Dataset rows
· · · · · · ·
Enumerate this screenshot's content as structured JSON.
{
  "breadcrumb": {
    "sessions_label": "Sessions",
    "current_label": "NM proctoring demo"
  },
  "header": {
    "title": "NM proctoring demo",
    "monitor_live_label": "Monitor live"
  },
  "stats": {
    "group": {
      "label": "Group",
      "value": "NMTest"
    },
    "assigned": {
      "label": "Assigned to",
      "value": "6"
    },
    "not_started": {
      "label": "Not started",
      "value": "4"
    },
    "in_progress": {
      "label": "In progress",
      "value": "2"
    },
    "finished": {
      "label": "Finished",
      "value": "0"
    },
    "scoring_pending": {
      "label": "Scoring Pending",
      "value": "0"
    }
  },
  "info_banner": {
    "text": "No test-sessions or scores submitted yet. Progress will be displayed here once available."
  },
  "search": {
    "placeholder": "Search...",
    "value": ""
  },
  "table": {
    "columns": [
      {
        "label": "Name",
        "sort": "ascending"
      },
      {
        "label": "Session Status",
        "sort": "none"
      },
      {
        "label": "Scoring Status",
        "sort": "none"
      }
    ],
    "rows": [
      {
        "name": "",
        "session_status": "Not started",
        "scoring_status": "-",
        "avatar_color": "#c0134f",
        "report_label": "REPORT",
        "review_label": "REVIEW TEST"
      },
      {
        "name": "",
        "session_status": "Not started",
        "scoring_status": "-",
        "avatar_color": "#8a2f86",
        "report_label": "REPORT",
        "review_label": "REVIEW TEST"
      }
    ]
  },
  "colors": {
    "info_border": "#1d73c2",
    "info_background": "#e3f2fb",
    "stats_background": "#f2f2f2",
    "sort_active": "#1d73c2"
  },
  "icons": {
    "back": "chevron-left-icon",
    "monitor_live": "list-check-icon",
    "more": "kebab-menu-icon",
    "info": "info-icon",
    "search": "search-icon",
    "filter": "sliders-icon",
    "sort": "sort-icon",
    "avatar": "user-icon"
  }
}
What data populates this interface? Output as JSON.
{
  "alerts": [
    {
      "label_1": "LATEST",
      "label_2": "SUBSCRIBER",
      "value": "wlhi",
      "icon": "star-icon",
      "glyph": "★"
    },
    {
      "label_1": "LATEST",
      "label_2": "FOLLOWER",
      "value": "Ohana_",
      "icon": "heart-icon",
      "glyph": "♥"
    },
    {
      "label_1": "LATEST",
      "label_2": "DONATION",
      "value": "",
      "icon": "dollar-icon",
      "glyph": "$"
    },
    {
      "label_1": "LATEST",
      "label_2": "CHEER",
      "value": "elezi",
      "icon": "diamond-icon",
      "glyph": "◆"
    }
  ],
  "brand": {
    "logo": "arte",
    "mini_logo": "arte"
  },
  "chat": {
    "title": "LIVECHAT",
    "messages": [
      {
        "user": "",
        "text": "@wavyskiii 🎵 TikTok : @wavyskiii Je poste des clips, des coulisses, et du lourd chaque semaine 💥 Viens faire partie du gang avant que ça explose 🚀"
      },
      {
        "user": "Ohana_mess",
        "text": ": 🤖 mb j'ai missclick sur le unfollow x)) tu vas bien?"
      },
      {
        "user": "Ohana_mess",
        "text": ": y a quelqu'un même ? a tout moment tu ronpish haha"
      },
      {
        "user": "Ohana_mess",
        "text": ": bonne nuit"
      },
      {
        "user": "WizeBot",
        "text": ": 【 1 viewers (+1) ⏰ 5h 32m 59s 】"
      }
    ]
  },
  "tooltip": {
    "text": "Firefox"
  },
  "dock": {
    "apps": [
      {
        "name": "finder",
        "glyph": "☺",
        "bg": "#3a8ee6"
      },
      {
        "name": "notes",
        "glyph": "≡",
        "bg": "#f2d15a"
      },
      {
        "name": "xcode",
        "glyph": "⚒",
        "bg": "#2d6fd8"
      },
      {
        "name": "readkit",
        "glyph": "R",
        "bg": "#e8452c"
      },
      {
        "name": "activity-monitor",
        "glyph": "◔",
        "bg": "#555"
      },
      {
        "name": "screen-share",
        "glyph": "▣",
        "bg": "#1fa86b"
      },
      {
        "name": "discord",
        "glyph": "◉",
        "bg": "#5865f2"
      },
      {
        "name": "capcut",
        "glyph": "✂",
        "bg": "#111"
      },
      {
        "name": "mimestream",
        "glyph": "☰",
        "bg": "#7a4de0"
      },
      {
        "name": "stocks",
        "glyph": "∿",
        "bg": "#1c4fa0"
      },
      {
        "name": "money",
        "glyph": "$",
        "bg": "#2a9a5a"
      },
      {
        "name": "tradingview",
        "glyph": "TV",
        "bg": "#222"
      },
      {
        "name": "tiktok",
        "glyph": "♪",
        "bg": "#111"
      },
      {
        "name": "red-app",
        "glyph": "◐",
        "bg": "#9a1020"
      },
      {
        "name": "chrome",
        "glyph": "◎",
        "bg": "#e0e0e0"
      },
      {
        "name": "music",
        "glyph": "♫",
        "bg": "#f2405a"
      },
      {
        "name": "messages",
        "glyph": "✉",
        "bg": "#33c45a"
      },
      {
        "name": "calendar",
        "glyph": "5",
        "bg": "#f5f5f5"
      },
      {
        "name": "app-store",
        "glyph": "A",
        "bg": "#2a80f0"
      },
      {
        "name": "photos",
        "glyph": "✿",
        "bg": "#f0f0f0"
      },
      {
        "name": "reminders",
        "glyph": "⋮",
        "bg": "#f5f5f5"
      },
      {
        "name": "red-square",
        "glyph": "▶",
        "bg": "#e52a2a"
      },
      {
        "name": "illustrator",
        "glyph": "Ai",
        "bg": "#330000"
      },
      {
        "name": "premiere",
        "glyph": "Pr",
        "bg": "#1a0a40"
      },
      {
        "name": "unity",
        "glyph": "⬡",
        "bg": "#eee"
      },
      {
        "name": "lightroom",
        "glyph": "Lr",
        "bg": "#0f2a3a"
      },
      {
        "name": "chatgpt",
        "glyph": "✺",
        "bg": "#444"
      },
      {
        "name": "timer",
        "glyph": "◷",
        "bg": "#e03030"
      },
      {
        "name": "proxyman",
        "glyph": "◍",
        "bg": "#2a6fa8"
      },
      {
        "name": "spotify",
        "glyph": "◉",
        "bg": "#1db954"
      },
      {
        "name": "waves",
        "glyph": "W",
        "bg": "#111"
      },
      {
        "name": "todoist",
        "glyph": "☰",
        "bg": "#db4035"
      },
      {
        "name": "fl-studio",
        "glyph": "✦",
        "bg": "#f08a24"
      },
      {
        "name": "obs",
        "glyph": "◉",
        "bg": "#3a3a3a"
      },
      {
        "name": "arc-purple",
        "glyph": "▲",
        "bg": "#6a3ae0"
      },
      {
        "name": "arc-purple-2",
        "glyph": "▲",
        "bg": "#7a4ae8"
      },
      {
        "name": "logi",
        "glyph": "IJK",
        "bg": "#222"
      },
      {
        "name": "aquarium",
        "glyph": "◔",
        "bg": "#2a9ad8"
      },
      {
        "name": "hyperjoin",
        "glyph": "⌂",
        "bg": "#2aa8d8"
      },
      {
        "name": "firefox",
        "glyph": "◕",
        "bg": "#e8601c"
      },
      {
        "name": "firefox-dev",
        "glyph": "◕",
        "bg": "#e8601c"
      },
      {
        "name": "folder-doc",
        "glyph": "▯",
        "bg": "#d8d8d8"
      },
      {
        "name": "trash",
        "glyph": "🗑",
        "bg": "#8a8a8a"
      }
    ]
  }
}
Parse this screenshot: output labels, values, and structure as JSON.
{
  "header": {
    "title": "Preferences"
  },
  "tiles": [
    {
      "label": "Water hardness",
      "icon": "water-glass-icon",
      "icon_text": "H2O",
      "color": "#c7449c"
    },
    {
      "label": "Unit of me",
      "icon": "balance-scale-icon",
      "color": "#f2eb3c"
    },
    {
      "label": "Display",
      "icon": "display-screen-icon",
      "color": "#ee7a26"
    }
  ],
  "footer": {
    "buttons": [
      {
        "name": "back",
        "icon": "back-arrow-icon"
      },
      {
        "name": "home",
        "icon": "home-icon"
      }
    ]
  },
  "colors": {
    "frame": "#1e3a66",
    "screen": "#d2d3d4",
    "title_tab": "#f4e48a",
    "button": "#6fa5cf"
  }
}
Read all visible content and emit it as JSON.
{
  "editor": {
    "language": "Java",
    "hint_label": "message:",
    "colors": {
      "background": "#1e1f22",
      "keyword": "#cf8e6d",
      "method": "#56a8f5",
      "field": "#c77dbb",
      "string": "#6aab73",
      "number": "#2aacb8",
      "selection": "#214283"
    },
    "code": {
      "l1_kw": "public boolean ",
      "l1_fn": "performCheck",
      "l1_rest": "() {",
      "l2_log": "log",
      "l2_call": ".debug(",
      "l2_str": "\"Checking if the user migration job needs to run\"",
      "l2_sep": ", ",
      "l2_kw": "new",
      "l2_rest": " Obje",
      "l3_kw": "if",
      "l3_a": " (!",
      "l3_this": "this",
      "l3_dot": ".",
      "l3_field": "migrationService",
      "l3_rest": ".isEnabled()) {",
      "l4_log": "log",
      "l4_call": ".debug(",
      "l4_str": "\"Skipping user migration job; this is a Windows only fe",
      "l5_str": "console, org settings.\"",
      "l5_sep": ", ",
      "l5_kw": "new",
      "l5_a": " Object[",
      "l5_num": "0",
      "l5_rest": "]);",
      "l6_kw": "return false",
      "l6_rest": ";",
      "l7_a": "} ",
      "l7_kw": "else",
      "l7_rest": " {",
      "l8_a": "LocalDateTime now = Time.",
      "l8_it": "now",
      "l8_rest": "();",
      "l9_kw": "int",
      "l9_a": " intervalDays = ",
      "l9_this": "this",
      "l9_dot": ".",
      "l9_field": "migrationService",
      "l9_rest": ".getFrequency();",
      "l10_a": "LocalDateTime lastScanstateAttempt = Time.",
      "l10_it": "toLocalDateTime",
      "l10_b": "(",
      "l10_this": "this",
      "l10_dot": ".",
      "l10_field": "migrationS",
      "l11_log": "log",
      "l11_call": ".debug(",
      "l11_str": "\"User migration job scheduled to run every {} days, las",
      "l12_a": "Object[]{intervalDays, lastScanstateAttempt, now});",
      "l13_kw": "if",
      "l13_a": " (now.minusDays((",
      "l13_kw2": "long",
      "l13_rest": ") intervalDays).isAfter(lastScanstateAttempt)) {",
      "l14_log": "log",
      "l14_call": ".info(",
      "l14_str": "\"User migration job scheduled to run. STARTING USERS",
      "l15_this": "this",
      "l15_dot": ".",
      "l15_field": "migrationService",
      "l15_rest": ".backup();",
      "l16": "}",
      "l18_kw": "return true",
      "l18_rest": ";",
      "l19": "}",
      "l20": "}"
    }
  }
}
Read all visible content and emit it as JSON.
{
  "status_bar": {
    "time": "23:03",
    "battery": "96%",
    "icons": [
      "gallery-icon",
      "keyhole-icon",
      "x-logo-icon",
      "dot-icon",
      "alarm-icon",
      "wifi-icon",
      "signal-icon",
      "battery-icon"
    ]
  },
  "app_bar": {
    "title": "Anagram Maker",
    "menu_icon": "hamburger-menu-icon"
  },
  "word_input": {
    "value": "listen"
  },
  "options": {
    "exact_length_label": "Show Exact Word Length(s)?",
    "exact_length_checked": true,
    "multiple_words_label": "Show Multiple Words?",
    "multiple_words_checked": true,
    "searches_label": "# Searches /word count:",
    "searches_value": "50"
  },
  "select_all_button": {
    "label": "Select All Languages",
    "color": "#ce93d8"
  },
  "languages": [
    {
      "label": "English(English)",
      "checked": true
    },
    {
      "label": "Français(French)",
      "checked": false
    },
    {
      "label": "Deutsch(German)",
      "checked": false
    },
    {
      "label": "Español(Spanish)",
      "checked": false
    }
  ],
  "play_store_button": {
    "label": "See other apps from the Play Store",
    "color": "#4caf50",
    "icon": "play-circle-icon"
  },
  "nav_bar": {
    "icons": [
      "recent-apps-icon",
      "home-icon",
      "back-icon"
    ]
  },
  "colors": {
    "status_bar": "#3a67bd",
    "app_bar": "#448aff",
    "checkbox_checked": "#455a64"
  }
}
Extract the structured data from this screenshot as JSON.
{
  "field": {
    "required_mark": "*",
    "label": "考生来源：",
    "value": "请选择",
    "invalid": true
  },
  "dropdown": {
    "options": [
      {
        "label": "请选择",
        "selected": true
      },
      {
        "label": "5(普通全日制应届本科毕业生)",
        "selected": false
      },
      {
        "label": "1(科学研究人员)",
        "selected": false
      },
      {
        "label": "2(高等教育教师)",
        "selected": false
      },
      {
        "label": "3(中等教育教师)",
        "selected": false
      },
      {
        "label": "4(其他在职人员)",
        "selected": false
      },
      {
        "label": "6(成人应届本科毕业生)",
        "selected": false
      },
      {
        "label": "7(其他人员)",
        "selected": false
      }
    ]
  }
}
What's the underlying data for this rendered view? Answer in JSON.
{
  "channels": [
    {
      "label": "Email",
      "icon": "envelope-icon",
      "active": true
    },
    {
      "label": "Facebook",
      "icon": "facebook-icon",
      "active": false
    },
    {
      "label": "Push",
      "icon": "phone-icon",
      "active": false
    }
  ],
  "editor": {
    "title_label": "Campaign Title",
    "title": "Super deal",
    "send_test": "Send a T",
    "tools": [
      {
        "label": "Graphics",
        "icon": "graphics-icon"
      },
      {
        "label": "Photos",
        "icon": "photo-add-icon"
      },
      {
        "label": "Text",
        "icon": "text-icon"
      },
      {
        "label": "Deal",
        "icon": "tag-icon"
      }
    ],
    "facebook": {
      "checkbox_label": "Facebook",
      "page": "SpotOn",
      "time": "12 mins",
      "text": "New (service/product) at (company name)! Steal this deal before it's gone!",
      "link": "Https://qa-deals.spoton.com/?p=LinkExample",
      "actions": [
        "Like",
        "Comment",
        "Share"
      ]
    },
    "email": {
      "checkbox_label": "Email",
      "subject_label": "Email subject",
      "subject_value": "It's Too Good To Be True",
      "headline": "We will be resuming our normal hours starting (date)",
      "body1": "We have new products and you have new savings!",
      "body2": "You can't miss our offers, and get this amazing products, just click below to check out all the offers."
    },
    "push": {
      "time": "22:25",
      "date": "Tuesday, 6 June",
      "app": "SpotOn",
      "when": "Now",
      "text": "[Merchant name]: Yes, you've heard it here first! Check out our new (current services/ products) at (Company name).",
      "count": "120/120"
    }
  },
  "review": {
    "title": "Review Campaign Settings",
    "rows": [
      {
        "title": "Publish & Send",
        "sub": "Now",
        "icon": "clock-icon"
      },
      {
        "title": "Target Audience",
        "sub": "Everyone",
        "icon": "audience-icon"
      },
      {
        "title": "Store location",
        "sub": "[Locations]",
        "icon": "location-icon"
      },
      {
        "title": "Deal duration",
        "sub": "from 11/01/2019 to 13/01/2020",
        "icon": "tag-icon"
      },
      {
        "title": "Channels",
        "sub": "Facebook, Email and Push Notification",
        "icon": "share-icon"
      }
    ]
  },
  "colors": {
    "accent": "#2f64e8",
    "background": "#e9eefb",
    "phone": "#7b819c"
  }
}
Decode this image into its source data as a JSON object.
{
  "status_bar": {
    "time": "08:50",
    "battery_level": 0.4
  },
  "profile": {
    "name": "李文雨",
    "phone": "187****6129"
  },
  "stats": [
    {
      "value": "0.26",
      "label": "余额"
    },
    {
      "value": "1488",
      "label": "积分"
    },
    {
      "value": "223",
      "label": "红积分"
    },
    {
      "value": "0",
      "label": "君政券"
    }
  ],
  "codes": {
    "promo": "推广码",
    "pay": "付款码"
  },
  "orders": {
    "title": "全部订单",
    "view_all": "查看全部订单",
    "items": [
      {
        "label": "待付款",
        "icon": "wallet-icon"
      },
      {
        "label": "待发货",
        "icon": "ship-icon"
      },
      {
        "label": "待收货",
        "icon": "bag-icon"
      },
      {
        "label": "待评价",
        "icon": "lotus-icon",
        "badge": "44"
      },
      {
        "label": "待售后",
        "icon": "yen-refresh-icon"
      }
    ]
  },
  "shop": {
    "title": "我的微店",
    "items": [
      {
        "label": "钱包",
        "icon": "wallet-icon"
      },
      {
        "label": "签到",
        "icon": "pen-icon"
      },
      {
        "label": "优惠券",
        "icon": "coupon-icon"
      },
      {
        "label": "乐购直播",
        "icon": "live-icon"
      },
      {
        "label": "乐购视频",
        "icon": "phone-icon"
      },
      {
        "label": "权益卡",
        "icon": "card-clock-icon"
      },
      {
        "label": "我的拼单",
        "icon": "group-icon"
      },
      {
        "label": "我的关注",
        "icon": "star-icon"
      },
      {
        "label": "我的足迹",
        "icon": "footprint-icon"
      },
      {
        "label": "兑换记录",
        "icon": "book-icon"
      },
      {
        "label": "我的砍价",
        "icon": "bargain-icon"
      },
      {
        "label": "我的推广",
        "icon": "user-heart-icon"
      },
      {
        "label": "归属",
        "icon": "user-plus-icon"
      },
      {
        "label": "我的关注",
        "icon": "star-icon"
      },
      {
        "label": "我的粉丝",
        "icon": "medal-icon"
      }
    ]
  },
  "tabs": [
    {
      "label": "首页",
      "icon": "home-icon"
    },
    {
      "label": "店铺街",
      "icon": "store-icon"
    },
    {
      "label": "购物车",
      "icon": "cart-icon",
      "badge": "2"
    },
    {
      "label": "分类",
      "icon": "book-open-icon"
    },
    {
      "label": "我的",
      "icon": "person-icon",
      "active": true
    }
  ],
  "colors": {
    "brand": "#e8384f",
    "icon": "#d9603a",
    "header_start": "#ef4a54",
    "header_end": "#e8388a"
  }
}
· · · · · · ·
TASK BRIEF
Count the lines in the records above that contain the word "phone", and give only the number.

ANSWER BELOW
4